* BEGIN Dataset content *
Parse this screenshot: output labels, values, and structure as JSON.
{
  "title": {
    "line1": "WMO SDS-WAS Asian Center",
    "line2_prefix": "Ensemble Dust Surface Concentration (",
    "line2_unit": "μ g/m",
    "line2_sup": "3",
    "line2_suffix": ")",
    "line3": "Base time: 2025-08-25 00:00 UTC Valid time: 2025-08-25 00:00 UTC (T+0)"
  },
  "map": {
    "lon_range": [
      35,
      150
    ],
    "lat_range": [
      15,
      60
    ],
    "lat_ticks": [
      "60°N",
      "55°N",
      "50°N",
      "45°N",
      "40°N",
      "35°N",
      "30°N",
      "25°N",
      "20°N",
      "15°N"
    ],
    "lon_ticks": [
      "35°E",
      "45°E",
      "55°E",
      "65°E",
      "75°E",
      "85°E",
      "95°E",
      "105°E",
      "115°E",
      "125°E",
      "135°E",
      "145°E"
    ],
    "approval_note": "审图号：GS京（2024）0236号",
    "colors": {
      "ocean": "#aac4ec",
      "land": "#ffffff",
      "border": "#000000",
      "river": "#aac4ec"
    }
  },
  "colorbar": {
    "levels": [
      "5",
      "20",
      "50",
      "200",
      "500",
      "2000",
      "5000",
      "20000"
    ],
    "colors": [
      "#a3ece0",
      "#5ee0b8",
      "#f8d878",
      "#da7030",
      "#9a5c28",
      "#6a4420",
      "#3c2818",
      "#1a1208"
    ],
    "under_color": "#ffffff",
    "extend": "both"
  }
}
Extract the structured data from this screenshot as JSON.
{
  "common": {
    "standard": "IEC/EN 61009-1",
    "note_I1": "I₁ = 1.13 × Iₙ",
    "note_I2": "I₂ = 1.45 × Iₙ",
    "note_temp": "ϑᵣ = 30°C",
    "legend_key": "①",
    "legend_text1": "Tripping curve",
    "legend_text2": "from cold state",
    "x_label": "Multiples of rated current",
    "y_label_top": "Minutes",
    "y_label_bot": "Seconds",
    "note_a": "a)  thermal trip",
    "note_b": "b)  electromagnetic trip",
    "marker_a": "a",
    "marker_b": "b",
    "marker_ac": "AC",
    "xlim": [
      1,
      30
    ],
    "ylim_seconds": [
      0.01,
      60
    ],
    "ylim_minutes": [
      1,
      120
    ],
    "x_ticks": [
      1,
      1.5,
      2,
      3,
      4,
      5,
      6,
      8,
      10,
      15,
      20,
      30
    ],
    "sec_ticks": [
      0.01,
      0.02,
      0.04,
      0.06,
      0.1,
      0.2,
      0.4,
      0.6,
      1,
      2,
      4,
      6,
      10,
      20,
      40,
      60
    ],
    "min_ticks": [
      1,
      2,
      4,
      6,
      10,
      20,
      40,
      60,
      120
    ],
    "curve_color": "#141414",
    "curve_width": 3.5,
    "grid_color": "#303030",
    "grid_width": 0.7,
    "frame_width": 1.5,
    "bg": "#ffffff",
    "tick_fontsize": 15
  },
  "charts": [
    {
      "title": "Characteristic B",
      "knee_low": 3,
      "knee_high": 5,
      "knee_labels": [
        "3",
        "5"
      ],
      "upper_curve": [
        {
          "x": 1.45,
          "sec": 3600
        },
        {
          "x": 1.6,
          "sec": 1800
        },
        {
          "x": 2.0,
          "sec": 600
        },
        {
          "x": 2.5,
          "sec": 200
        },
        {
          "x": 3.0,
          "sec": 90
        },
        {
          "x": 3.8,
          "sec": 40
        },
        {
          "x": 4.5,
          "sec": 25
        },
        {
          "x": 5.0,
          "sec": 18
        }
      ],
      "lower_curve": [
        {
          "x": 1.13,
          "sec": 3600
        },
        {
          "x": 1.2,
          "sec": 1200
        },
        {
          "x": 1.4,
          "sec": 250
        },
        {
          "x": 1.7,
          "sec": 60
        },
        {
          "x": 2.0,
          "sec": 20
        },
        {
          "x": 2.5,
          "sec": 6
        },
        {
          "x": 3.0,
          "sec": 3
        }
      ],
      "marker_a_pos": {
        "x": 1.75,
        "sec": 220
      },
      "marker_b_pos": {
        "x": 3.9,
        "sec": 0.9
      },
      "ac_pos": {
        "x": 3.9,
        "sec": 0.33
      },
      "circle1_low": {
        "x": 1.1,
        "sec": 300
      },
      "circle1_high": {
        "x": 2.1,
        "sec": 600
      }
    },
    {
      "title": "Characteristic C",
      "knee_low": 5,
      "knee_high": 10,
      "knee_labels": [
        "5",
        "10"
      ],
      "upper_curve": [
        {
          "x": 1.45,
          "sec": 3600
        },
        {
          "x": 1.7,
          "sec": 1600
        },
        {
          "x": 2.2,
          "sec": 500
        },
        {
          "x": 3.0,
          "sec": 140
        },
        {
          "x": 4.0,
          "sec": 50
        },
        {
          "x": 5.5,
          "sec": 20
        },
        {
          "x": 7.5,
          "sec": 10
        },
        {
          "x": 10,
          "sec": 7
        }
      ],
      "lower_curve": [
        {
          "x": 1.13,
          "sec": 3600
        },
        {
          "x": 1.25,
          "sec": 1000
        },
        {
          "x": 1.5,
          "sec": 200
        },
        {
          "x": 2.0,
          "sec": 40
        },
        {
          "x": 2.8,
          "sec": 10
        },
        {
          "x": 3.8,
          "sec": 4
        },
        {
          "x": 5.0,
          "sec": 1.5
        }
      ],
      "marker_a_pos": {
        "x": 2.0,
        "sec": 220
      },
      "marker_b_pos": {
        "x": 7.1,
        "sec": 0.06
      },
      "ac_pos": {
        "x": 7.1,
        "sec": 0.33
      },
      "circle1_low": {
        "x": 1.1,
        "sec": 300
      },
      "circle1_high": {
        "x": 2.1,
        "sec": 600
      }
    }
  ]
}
* END Dataset content *
▶ Exercise description:
The records above are to be repeated exactly, in their entirety.

▶ Exercise output:
Parse this screenshot: output labels, values, and structure as JSON.
{
  "title": {
    "line1": "WMO SDS-WAS Asian Center",
    "line2_prefix": "Ensemble Dust Surface Concentration (",
    "line2_unit": "μ g/m",
    "line2_sup": "3",
    "line2_suffix": ")",
    "line3": "Base time: 2025-08-25 00:00 UTC Valid time: 2025-08-25 00:00 UTC (T+0)"
  },
  "map": {
    "lon_range": [
      35,
      150
    ],
    "lat_range": [
      15,
      60
    ],
    "lat_ticks": [
      "60°N",
      "55°N",
      "50°N",
      "45°N",
      "40°N",
      "35°N",
      "30°N",
      "25°N",
      "20°N",
      "15°N"
    ],
    "lon_ticks": [
      "35°E",
      "45°E",
      "55°E",
      "65°E",
      "75°E",
      "85°E",
      "95°E",
      "105°E",
      "115°E",
      "125°E",
      "135°E",
      "145°E"
    ],
    "approval_note": "审图号：GS京（2024）0236号",
    "colors": {
      "ocean": "#aac4ec",
      "land": "#ffffff",
      "border": "#000000",
      "river": "#aac4ec"
    }
  },
  "colorbar": {
    "levels": [
      "5",
      "20",
      "50",
      "200",
      "500",
      "2000",
      "5000",
      "20000"
    ],
    "colors": [
      "#a3ece0",
      "#5ee0b8",
      "#f8d878",
      "#da7030",
      "#9a5c28",
      "#6a4420",
      "#3c2818",
      "#1a1208"
    ],
    "under_color": "#ffffff",
    "extend": "both"
  }
}
Extract the structured data from this screenshot as JSON.
{
  "common": {
    "standard": "IEC/EN 61009-1",
    "note_I1": "I₁ = 1.13 × Iₙ",
    "note_I2": "I₂ = 1.45 × Iₙ",
    "note_temp": "ϑᵣ = 30°C",
    "legend_key": "①",
    "legend_text1": "Tripping curve",
    "legend_text2": "from cold state",
    "x_label": "Multiples of rated current",
    "y_label_top": "Minutes",
    "y_label_bot": "Seconds",
    "note_a": "a)  thermal trip",
    "note_b": "b)  electromagnetic trip",
    "marker_a": "a",
    "marker_b": "b",
    "marker_ac": "AC",
    "xlim": [
      1,
      30
    ],
    "ylim_seconds": [
      0.01,
      60
    ],
    "ylim_minutes": [
      1,
      120
    ],
    "x_ticks": [
      1,
      1.5,
      2,
      3,
      4,
      5,
      6,
      8,
      10,
      15,
      20,
      30
    ],
    "sec_ticks": [
      0.01,
      0.02,
      0.04,
      0.06,
      0.1,
      0.2,
      0.4,
      0.6,
      1,
      2,
      4,
      6,
      10,
      20,
      40,
      60
    ],
    "min_ticks": [
      1,
      2,
      4,
      6,
      10,
      20,
      40,
      60,
      120
    ],
    "curve_color": "#141414",
    "curve_width": 3.5,
    "grid_color": "#303030",
    "grid_width": 0.7,
    "frame_width": 1.5,
    "bg": "#ffffff",
    "tick_fontsize": 15
  },
  "charts": [
    {
      "title": "Characteristic B",
      "knee_low": 3,
      "knee_high": 5,
      "knee_labels": [
        "3",
        "5"
      ],
      "upper_curve": [
        {
          "x": 1.45,
          "sec": 3600
        },
        {
          "x": 1.6,
          "sec": 1800
        },
        {
          "x": 2.0,
          "sec": 600
        },
        {
          "x": 2.5,
          "sec": 200
        },
        {
          "x": 3.0,
          "sec": 90
        },
        {
          "x": 3.8,
          "sec": 40
        },
        {
          "x": 4.5,
          "sec": 25
        },
        {
          "x": 5.0,
          "sec": 18
        }
      ],
      "lower_curve": [
        {
          "x": 1.13,
          "sec": 3600
        },
        {
          "x": 1.2,
          "sec": 1200
        },
        {
          "x": 1.4,
          "sec": 250
        },
        {
          "x": 1.7,
          "sec": 60
        },
        {
          "x": 2.0,
          "sec": 20
        },
        {
          "x": 2.5,
          "sec": 6
        },
        {
          "x": 3.0,
          "sec": 3
        }
      ],
      "marker_a_pos": {
        "x": 1.75,
        "sec": 220
      },
      "marker_b_pos": {
        "x": 3.9,
        "sec": 0.9
      },
      "ac_pos": {
        "x": 3.9,
        "sec": 0.33
      },
      "circle1_low": {
        "x": 1.1,
        "sec": 300
      },
      "circle1_high": {
        "x": 2.1,
        "sec": 600
      }
    },
    {
      "title": "Characteristic C",
      "knee_low": 5,
      "knee_high": 10,
      "knee_labels": [
        "5",
        "10"
      ],
      "upper_curve": [
        {
          "x": 1.45,
          "sec": 3600
        },
        {
          "x": 1.7,
          "sec": 1600
        },
        {
          "x": 2.2,
          "sec": 500
        },
        {
          "x": 3.0,
          "sec": 140
        },
        {
          "x": 4.0,
          "sec": 50
        },
        {
          "x": 5.5,
          "sec": 20
        },
        {
          "x": 7.5,
          "sec": 10
        },
        {
          "x": 10,
          "sec": 7
        }
      ],
      "lower_curve": [
        {
          "x": 1.13,
          "sec": 3600
        },
        {
          "x": 1.25,
          "sec": 1000
        },
        {
          "x": 1.5,
          "sec": 200
        },
        {
          "x": 2.0,
          "sec": 40
        },
        {
          "x": 2.8,
          "sec": 10
        },
        {
          "x": 3.8,
          "sec": 4
        },
        {
          "x": 5.0,
          "sec": 1.5
        }
      ],
      "marker_a_pos": {
        "x": 2.0,
        "sec": 220
      },
      "marker_b_pos": {
        "x": 7.1,
        "sec": 0.06
      },
      "ac_pos": {
        "x": 7.1,
        "sec": 0.33
      },
      "circle1_low": {
        "x": 1.1,
        "sec": 300
      },
      "circle1_high": {
        "x": 2.1,
        "sec": 600
      }
    }
  ]
}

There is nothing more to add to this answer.